REQUIRED WORK => Will you give the material below again, every line exactly as it is?

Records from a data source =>
Begin

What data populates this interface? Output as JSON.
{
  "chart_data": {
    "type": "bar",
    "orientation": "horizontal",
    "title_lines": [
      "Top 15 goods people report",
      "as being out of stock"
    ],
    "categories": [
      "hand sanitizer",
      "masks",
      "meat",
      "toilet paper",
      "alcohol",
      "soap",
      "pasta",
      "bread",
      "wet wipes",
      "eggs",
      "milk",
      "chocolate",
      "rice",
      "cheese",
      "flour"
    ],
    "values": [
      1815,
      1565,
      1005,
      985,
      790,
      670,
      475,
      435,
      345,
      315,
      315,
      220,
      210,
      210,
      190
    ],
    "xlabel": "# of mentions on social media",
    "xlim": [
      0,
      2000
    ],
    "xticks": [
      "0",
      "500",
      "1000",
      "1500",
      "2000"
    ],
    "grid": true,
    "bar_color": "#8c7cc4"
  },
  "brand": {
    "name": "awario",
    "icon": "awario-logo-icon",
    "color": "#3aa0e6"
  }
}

End

SOLUTION TO THIS TASK =>
What data populates this interface? Output as JSON.
{
  "chart_data": {
    "type": "bar",
    "orientation": "horizontal",
    "title_lines": [
      "Top 15 goods people report",
      "as being out of stock"
    ],
    "categories": [
      "hand sanitizer",
      "masks",
      "meat",
      "toilet paper",
      "alcohol",
      "soap",
      "pasta",
      "bread",
      "wet wipes",
      "eggs",
      "milk",
      "chocolate",
      "rice",
      "cheese",
      "flour"
    ],
    "values": [
      1815,
      1565,
      1005,
      985,
      790,
      670,
      475,
      435,
      345,
      315,
      315,
      220,
      210,
      210,
      190
    ],
    "xlabel": "# of mentions on social media",
    "xlim": [
      0,
      2000
    ],
    "xticks": [
      "0",
      "500",
      "1000",
      "1500",
      "2000"
    ],
    "grid": true,
    "bar_color": "#8c7cc4"
  },
  "brand": {
    "name": "awario",
    "icon": "awario-logo-icon",
    "color": "#3aa0e6"
  }
}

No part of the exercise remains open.